**The exercise**
From the listing below, extract every line in which the word "title" appears.

**Listed entries**
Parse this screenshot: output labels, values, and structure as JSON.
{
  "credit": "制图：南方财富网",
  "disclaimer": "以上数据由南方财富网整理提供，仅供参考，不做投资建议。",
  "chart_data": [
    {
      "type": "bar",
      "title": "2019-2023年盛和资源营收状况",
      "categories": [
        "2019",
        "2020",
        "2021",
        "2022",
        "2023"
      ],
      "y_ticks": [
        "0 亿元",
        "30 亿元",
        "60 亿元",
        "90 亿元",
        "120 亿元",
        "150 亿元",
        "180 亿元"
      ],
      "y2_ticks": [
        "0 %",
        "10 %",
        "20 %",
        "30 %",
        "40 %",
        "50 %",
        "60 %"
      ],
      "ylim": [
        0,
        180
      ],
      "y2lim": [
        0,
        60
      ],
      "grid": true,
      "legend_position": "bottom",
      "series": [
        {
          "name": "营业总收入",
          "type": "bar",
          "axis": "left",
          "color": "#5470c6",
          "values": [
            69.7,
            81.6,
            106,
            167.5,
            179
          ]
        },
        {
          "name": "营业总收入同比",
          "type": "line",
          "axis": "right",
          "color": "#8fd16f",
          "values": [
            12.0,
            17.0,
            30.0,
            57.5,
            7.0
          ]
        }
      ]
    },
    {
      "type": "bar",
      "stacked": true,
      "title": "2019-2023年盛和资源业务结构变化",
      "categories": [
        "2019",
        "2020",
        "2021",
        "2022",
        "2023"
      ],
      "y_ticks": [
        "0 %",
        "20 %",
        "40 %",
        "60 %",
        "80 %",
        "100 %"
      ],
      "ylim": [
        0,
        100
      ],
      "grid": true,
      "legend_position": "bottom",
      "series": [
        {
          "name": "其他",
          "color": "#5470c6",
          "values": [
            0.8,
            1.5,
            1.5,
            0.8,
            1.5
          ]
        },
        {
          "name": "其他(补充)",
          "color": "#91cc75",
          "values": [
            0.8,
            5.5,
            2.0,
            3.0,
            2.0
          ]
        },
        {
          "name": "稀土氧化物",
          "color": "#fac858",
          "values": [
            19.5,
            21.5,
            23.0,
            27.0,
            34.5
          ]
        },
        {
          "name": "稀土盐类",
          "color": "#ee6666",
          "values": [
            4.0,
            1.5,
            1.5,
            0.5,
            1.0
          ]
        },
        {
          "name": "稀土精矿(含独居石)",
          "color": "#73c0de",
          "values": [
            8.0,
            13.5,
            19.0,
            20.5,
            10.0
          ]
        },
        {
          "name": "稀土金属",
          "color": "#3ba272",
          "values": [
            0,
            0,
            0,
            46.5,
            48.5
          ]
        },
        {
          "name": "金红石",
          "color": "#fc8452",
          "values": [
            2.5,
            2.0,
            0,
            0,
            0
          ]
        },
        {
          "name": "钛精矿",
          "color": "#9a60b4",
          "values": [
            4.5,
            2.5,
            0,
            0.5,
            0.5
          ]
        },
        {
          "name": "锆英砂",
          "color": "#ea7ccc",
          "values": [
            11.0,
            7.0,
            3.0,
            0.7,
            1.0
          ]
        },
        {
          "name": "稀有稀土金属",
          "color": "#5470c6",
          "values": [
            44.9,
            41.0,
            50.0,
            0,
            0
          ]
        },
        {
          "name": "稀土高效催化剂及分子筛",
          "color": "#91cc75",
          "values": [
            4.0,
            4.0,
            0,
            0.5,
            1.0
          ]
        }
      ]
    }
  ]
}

**Final result**
      "title": "2019-2023年盛和资源营收状况",
      "title": "2019-2023年盛和资源业务结构变化",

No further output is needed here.